REQUIREMENTS
Faithfully return all lines, omitting every embedded picture.

WORKING DATA

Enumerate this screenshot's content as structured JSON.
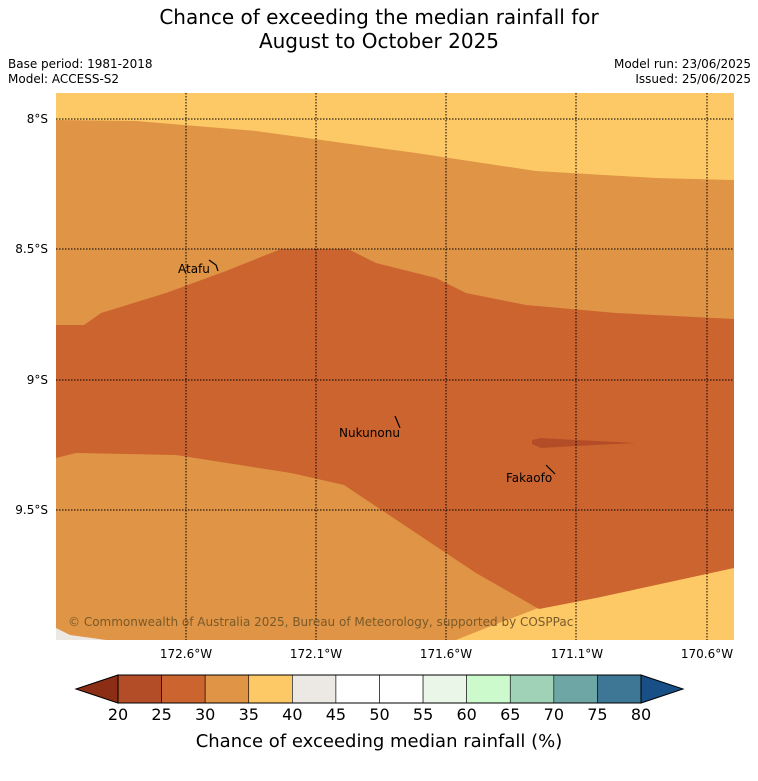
{
  "title": {
    "line1": "Chance of exceeding the median rainfall for",
    "line2": "August to October 2025"
  },
  "meta": {
    "base_period": "Base period: 1981-2018",
    "model": "Model: ACCESS-S2",
    "model_run": "Model run: 23/06/2025",
    "issued": "Issued: 25/06/2025"
  },
  "map": {
    "lat_labels": [
      "8°S",
      "8.5°S",
      "9°S",
      "9.5°S"
    ],
    "lon_labels": [
      "172.6°W",
      "172.1°W",
      "171.6°W",
      "171.1°W",
      "170.6°W"
    ],
    "places": [
      "Atafu",
      "Nukunonu",
      "Fakaofo"
    ],
    "copyright": "© Commonwealth of Australia 2025, Bureau of Meteorology, supported by COSPPac"
  },
  "colorbar": {
    "ticks": [
      "20",
      "25",
      "30",
      "35",
      "40",
      "45",
      "50",
      "55",
      "60",
      "65",
      "70",
      "75",
      "80"
    ],
    "label": "Chance of exceeding median rainfall (%)",
    "colors": {
      "under": "#8c2d16",
      "bins": [
        "#b34d27",
        "#cc6430",
        "#e09445",
        "#fdc966",
        "#ece9e4",
        "#ffffff",
        "#ffffff",
        "#eaf6e8",
        "#ccfacc",
        "#9fd2b6",
        "#6ea6a6",
        "#3e7695"
      ],
      "over": "#184f86"
    }
  },
  "legend_colors": {
    "c20_25": "#b34d27",
    "c25_30": "#cc6430",
    "c30_35": "#e09445",
    "c35_40": "#fdc966",
    "c40_45": "#ece9e4"
  }
}
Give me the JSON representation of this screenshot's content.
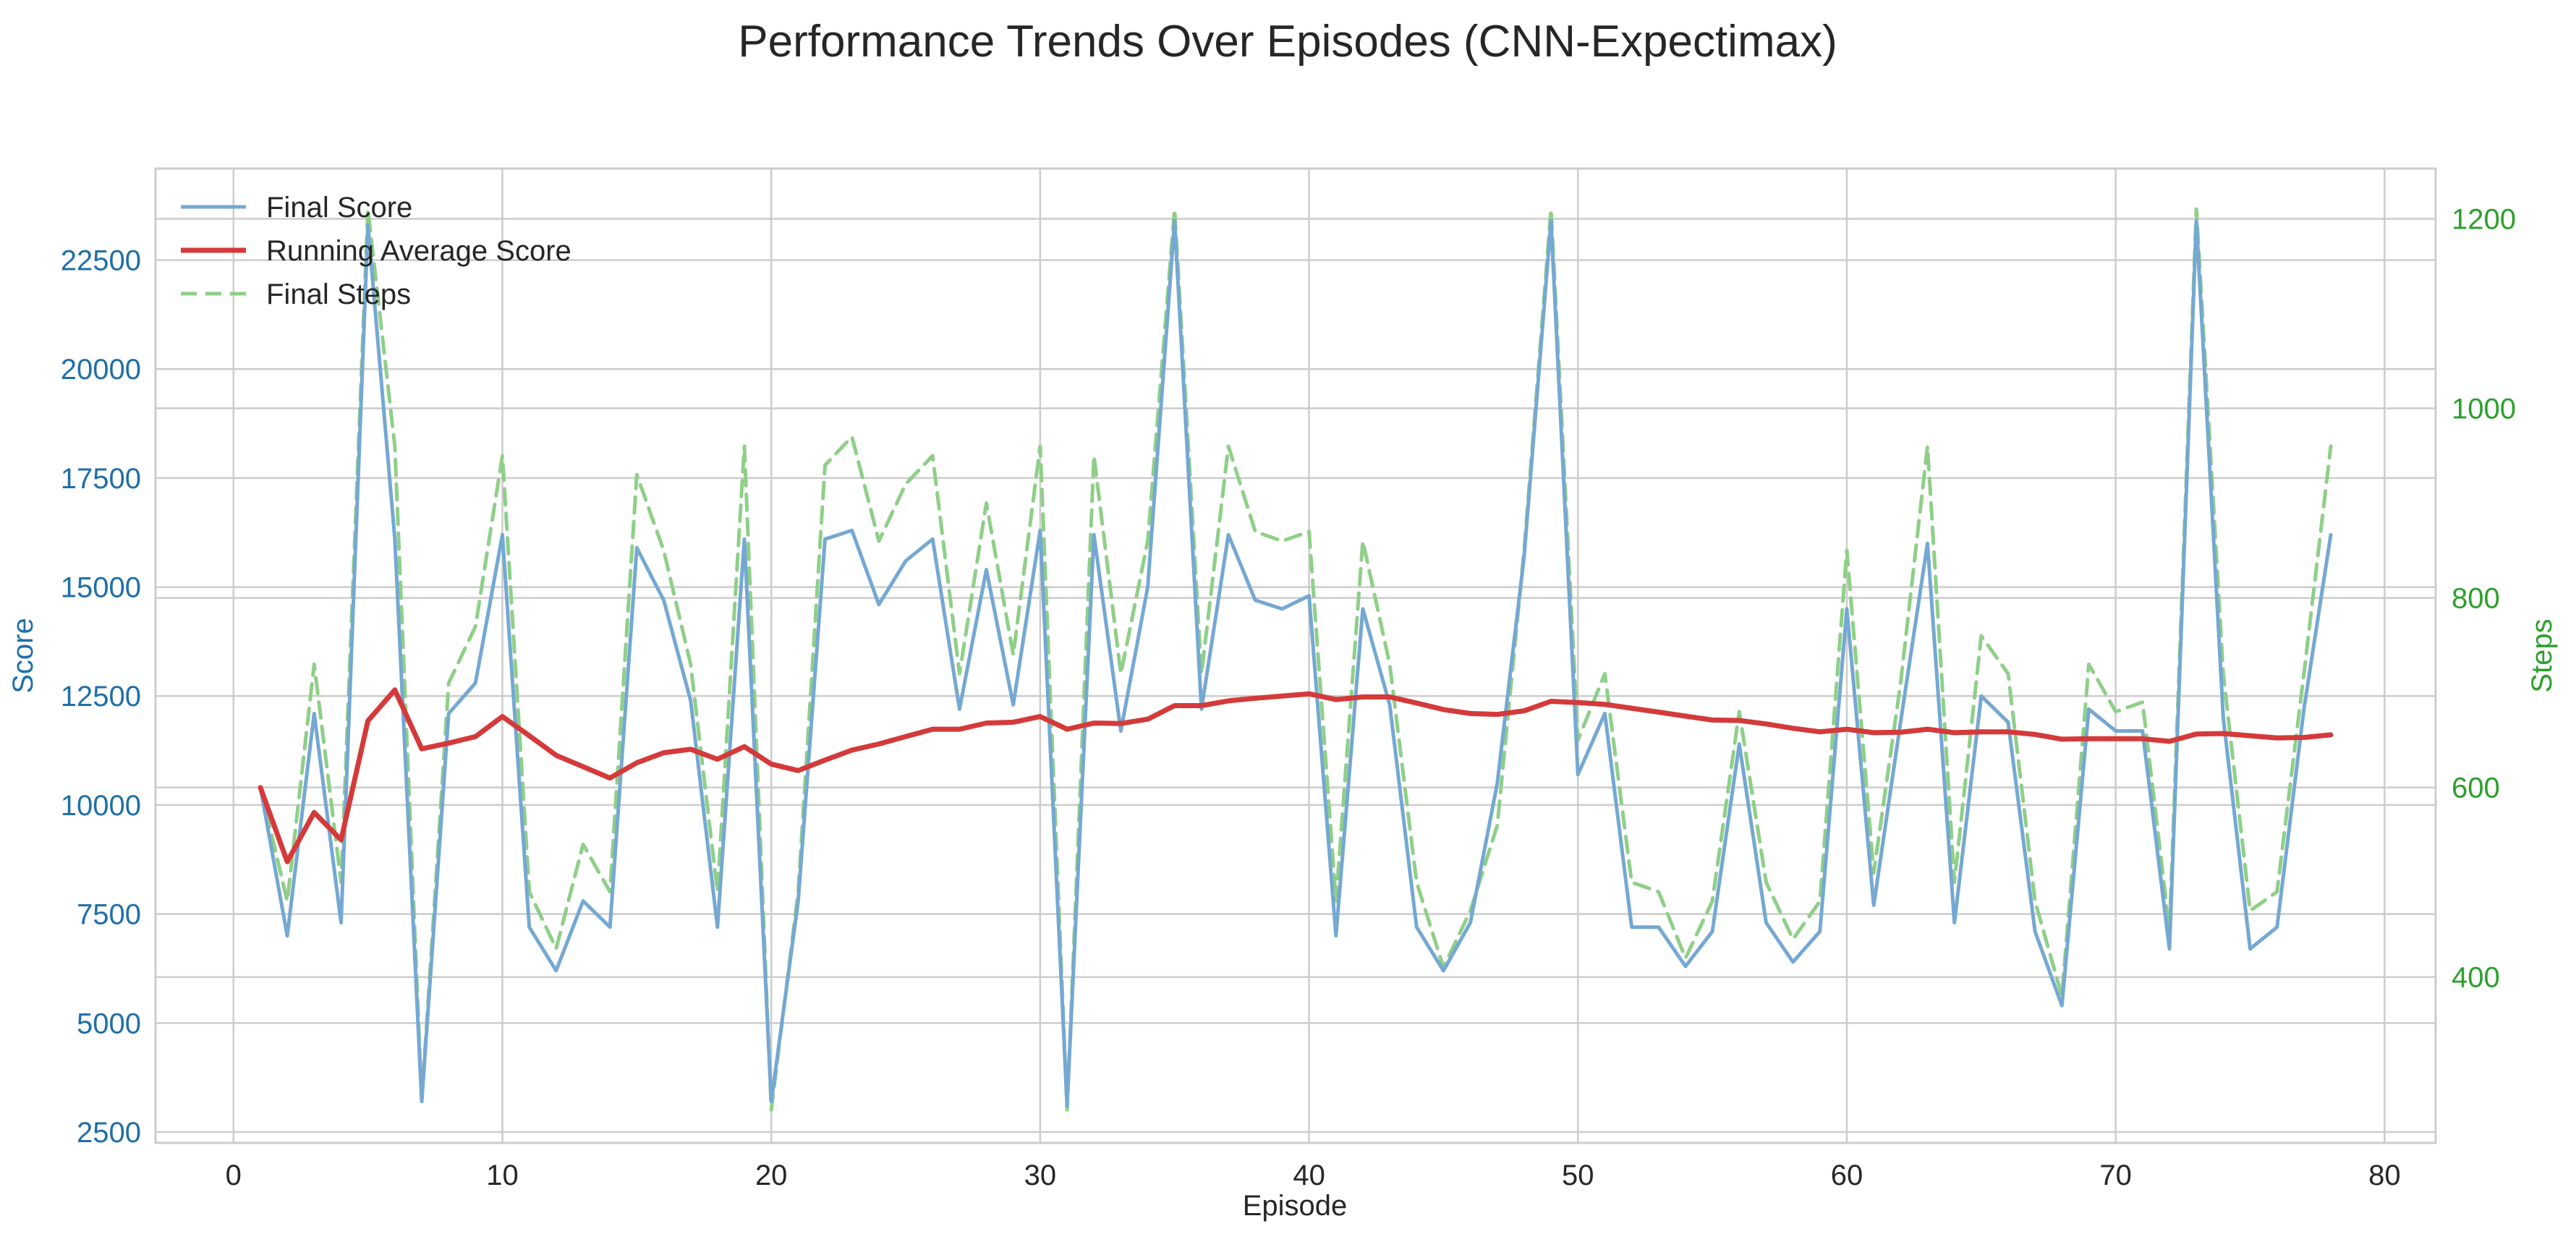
{
  "chart_data": {
    "type": "line",
    "title": "Performance Trends Over Episodes (CNN-Expectimax)",
    "xlabel": "Episode",
    "ylabel_left": "Score",
    "ylabel_right": "Steps",
    "xlim": [
      -2.9,
      81.9
    ],
    "ylim_left": [
      2250,
      24600
    ],
    "ylim_right": [
      225,
      1253
    ],
    "x_ticks": [
      "0",
      "10",
      "20",
      "30",
      "40",
      "50",
      "60",
      "70",
      "80"
    ],
    "y_left_ticks": [
      "2500",
      "5000",
      "7500",
      "10000",
      "12500",
      "15000",
      "17500",
      "20000",
      "22500"
    ],
    "y_right_ticks": [
      "400",
      "600",
      "800",
      "1000",
      "1200"
    ],
    "grid": true,
    "legend_position": "top-left",
    "colors": {
      "final_score": "#75a8d2",
      "running_avg": "#d43a3a",
      "final_steps": "#8fcf88",
      "left_axis": "#1f6fa8",
      "right_axis": "#2ca02c",
      "grid": "#cccccc",
      "frame": "#cccccc"
    },
    "x": [
      1,
      2,
      3,
      4,
      5,
      6,
      7,
      8,
      9,
      10,
      11,
      12,
      13,
      14,
      15,
      16,
      17,
      18,
      19,
      20,
      21,
      22,
      23,
      24,
      25,
      26,
      27,
      28,
      29,
      30,
      31,
      32,
      33,
      34,
      35,
      36,
      37,
      38,
      39,
      40,
      41,
      42,
      43,
      44,
      45,
      46,
      47,
      48,
      49,
      50,
      51,
      52,
      53,
      54,
      55,
      56,
      57,
      58,
      59,
      60,
      61,
      62,
      63,
      64,
      65,
      66,
      67,
      68,
      69,
      70,
      71,
      72,
      73,
      74,
      75,
      76,
      77,
      78
    ],
    "series": [
      {
        "name": "Final Score",
        "axis": "left",
        "style": "solid",
        "values": [
          10400,
          7000,
          12100,
          7300,
          23300,
          16100,
          3200,
          12100,
          12800,
          16200,
          7200,
          6200,
          7800,
          7200,
          15900,
          14700,
          12400,
          7200,
          16100,
          3200,
          7800,
          16100,
          16300,
          14600,
          15600,
          16100,
          12200,
          15400,
          12300,
          16300,
          3100,
          16200,
          11700,
          15000,
          23400,
          12200,
          16200,
          14700,
          14500,
          14800,
          7000,
          14500,
          12300,
          7200,
          6200,
          7300,
          10500,
          15700,
          23400,
          10700,
          12100,
          7200,
          7200,
          6300,
          7100,
          11400,
          7300,
          6400,
          7100,
          14500,
          7700,
          11900,
          16000,
          7300,
          12500,
          11900,
          7100,
          5400,
          12200,
          11700,
          11700,
          6700,
          23400,
          12000,
          6700,
          7200,
          12200,
          16200
        ]
      },
      {
        "name": "Running Average Score",
        "axis": "left",
        "style": "solid",
        "values": [
          10400,
          8700,
          9830,
          9200,
          11930,
          12640,
          11290,
          11420,
          11570,
          12030,
          11590,
          11140,
          10880,
          10620,
          10970,
          11200,
          11280,
          11050,
          11340,
          10940,
          10790,
          11030,
          11260,
          11400,
          11570,
          11740,
          11740,
          11880,
          11900,
          12030,
          11740,
          11880,
          11870,
          11970,
          12280,
          12280,
          12390,
          12450,
          12500,
          12550,
          12420,
          12480,
          12480,
          12340,
          12190,
          12100,
          12080,
          12160,
          12380,
          12350,
          12310,
          12220,
          12130,
          12040,
          11950,
          11940,
          11860,
          11760,
          11680,
          11740,
          11660,
          11670,
          11740,
          11660,
          11680,
          11680,
          11620,
          11510,
          11520,
          11520,
          11520,
          11460,
          11630,
          11640,
          11590,
          11540,
          11550,
          11610
        ]
      },
      {
        "name": "Final Steps",
        "axis": "right",
        "style": "dashed",
        "values": [
          600,
          480,
          730,
          500,
          1210,
          960,
          270,
          710,
          770,
          950,
          490,
          430,
          540,
          490,
          930,
          850,
          730,
          490,
          960,
          260,
          490,
          940,
          970,
          860,
          920,
          950,
          720,
          900,
          740,
          960,
          260,
          950,
          720,
          860,
          1210,
          720,
          960,
          870,
          860,
          870,
          480,
          860,
          730,
          500,
          410,
          470,
          560,
          850,
          1210,
          650,
          720,
          500,
          490,
          420,
          480,
          680,
          500,
          440,
          480,
          850,
          510,
          710,
          960,
          500,
          760,
          720,
          480,
          380,
          730,
          680,
          690,
          450,
          1210,
          720,
          470,
          490,
          720,
          960
        ]
      }
    ]
  }
}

RESPONSE FOR THIS EXERCISE
Enumerate this screenshot's content as structured JSON.
{
  "title": {
    "line1": "Chance of exceeding the median rainfall for",
    "line2": "August to October 2025"
  },
  "meta": {
    "base_period": "Base period: 1981-2018",
    "model": "Model: ACCESS-S2",
    "model_run": "Model run: 23/06/2025",
    "issued": "Issued: 25/06/2025"
  },
  "map": {
    "lat_labels": [
      "8°S",
      "8.5°S",
      "9°S",
      "9.5°S"
    ],
    "lon_labels": [
      "172.6°W",
      "172.1°W",
      "171.6°W",
      "171.1°W",
      "170.6°W"
    ],
    "places": [
      "Atafu",
      "Nukunonu",
      "Fakaofo"
    ],
    "copyright": "© Commonwealth of Australia 2025, Bureau of Meteorology, supported by COSPPac"
  },
  "colorbar": {
    "ticks": [
      "20",
      "25",
      "30",
      "35",
      "40",
      "45",
      "50",
      "55",
      "60",
      "65",
      "70",
      "75",
      "80"
    ],
    "label": "Chance of exceeding median rainfall (%)",
    "colors": {
      "under": "#8c2d16",
      "bins": [
        "#b34d27",
        "#cc6430",
        "#e09445",
        "#fdc966",
        "#ece9e4",
        "#ffffff",
        "#ffffff",
        "#eaf6e8",
        "#ccfacc",
        "#9fd2b6",
        "#6ea6a6",
        "#3e7695"
      ],
      "over": "#184f86"
    }
  },
  "legend_colors": {
    "c20_25": "#b34d27",
    "c25_30": "#cc6430",
    "c30_35": "#e09445",
    "c35_40": "#fdc966",
    "c40_45": "#ece9e4"
  }
}
Give me the JSON representation of this screenshot's content.
{
  "chart_data": {
    "type": "line",
    "title": "Performance Trends Over Episodes (CNN-Expectimax)",
    "xlabel": "Episode",
    "ylabel_left": "Score",
    "ylabel_right": "Steps",
    "xlim": [
      -2.9,
      81.9
    ],
    "ylim_left": [
      2250,
      24600
    ],
    "ylim_right": [
      225,
      1253
    ],
    "x_ticks": [
      "0",
      "10",
      "20",
      "30",
      "40",
      "50",
      "60",
      "70",
      "80"
    ],
    "y_left_ticks": [
      "2500",
      "5000",
      "7500",
      "10000",
      "12500",
      "15000",
      "17500",
      "20000",
      "22500"
    ],
    "y_right_ticks": [
      "400",
      "600",
      "800",
      "1000",
      "1200"
    ],
    "grid": true,
    "legend_position": "top-left",
    "colors": {
      "final_score": "#75a8d2",
      "running_avg": "#d43a3a",
      "final_steps": "#8fcf88",
      "left_axis": "#1f6fa8",
      "right_axis": "#2ca02c",
      "grid": "#cccccc",
      "frame": "#cccccc"
    },
    "x": [
      1,
      2,
      3,
      4,
      5,
      6,
      7,
      8,
      9,
      10,
      11,
      12,
      13,
      14,
      15,
      16,
      17,
      18,
      19,
      20,
      21,
      22,
      23,
      24,
      25,
      26,
      27,
      28,
      29,
      30,
      31,
      32,
      33,
      34,
      35,
      36,
      37,
      38,
      39,
      40,
      41,
      42,
      43,
      44,
      45,
      46,
      47,
      48,
      49,
      50,
      51,
      52,
      53,
      54,
      55,
      56,
      57,
      58,
      59,
      60,
      61,
      62,
      63,
      64,
      65,
      66,
      67,
      68,
      69,
      70,
      71,
      72,
      73,
      74,
      75,
      76,
      77,
      78
    ],
    "series": [
      {
        "name": "Final Score",
        "axis": "left",
        "style": "solid",
        "values": [
          10400,
          7000,
          12100,
          7300,
          23300,
          16100,
          3200,
          12100,
          12800,
          16200,
          7200,
          6200,
          7800,
          7200,
          15900,
          14700,
          12400,
          7200,
          16100,
          3200,
          7800,
          16100,
          16300,
          14600,
          15600,
          16100,
          12200,
          15400,
          12300,
          16300,
          3100,
          16200,
          11700,
          15000,
          23400,
          12200,
          16200,
          14700,
          14500,
          14800,
          7000,
          14500,
          12300,
          7200,
          6200,
          7300,
          10500,
          15700,
          23400,
          10700,
          12100,
          7200,
          7200,
          6300,
          7100,
          11400,
          7300,
          6400,
          7100,
          14500,
          7700,
          11900,
          16000,
          7300,
          12500,
          11900,
          7100,
          5400,
          12200,
          11700,
          11700,
          6700,
          23400,
          12000,
          6700,
          7200,
          12200,
          16200
        ]
      },
      {
        "name": "Running Average Score",
        "axis": "left",
        "style": "solid",
        "values": [
          10400,
          8700,
          9830,
          9200,
          11930,
          12640,
          11290,
          11420,
          11570,
          12030,
          11590,
          11140,
          10880,
          10620,
          10970,
          11200,
          11280,
          11050,
          11340,
          10940,
          10790,
          11030,
          11260,
          11400,
          11570,
          11740,
          11740,
          11880,
          11900,
          12030,
          11740,
          11880,
          11870,
          11970,
          12280,
          12280,
          12390,
          12450,
          12500,
          12550,
          12420,
          12480,
          12480,
          12340,
          12190,
          12100,
          12080,
          12160,
          12380,
          12350,
          12310,
          12220,
          12130,
          12040,
          11950,
          11940,
          11860,
          11760,
          11680,
          11740,
          11660,
          11670,
          11740,
          11660,
          11680,
          11680,
          11620,
          11510,
          11520,
          11520,
          11520,
          11460,
          11630,
          11640,
          11590,
          11540,
          11550,
          11610
        ]
      },
      {
        "name": "Final Steps",
        "axis": "right",
        "style": "dashed",
        "values": [
          600,
          480,
          730,
          500,
          1210,
          960,
          270,
          710,
          770,
          950,
          490,
          430,
          540,
          490,
          930,
          850,
          730,
          490,
          960,
          260,
          490,
          940,
          970,
          860,
          920,
          950,
          720,
          900,
          740,
          960,
          260,
          950,
          720,
          860,
          1210,
          720,
          960,
          870,
          860,
          870,
          480,
          860,
          730,
          500,
          410,
          470,
          560,
          850,
          1210,
          650,
          720,
          500,
          490,
          420,
          480,
          680,
          500,
          440,
          480,
          850,
          510,
          710,
          960,
          500,
          760,
          720,
          480,
          380,
          730,
          680,
          690,
          450,
          1210,
          720,
          470,
          490,
          720,
          960
        ]
      }
    ]
  }
}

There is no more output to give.